» Written instruction
Extract the full set of records that follows, word for word.

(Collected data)
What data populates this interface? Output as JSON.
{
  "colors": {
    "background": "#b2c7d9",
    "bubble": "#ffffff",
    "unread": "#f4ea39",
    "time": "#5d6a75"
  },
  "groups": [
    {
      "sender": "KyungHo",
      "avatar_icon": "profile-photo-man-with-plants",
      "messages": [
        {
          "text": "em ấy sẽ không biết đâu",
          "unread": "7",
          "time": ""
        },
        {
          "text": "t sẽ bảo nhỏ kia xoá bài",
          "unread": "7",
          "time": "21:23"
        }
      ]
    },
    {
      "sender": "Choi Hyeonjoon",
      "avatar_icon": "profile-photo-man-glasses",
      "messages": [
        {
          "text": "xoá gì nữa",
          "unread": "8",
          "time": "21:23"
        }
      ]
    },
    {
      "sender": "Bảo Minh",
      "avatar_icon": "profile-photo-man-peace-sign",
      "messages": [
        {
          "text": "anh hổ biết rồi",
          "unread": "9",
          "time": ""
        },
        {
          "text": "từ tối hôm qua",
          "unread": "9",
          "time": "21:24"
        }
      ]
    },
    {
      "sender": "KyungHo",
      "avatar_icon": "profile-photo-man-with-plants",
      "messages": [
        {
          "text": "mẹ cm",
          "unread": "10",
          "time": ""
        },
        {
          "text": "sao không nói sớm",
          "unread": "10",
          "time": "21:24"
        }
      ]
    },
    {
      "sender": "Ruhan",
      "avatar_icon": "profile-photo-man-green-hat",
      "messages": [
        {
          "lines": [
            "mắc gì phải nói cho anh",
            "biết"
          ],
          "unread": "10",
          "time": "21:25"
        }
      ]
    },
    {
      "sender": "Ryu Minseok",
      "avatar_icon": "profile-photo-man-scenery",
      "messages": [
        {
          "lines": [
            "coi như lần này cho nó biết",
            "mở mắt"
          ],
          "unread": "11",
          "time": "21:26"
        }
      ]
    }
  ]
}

» Output for this exercise
What data populates this interface? Output as JSON.
{
  "colors": {
    "background": "#b2c7d9",
    "bubble": "#ffffff",
    "unread": "#f4ea39",
    "time": "#5d6a75"
  },
  "groups": [
    {
      "sender": "KyungHo",
      "avatar_icon": "profile-photo-man-with-plants",
      "messages": [
        {
          "text": "em ấy sẽ không biết đâu",
          "unread": "7",
          "time": ""
        },
        {
          "text": "t sẽ bảo nhỏ kia xoá bài",
          "unread": "7",
          "time": "21:23"
        }
      ]
    },
    {
      "sender": "Choi Hyeonjoon",
      "avatar_icon": "profile-photo-man-glasses",
      "messages": [
        {
          "text": "xoá gì nữa",
          "unread": "8",
          "time": "21:23"
        }
      ]
    },
    {
      "sender": "Bảo Minh",
      "avatar_icon": "profile-photo-man-peace-sign",
      "messages": [
        {
          "text": "anh hổ biết rồi",
          "unread": "9",
          "time": ""
        },
        {
          "text": "từ tối hôm qua",
          "unread": "9",
          "time": "21:24"
        }
      ]
    },
    {
      "sender": "KyungHo",
      "avatar_icon": "profile-photo-man-with-plants",
      "messages": [
        {
          "text": "mẹ cm",
          "unread": "10",
          "time": ""
        },
        {
          "text": "sao không nói sớm",
          "unread": "10",
          "time": "21:24"
        }
      ]
    },
    {
      "sender": "Ruhan",
      "avatar_icon": "profile-photo-man-green-hat",
      "messages": [
        {
          "lines": [
            "mắc gì phải nói cho anh",
            "biết"
          ],
          "unread": "10",
          "time": "21:25"
        }
      ]
    },
    {
      "sender": "Ryu Minseok",
      "avatar_icon": "profile-photo-man-scenery",
      "messages": [
        {
          "lines": [
            "coi như lần này cho nó biết",
            "mở mắt"
          ],
          "unread": "11",
          "time": "21:26"
        }
      ]
    }
  ]
}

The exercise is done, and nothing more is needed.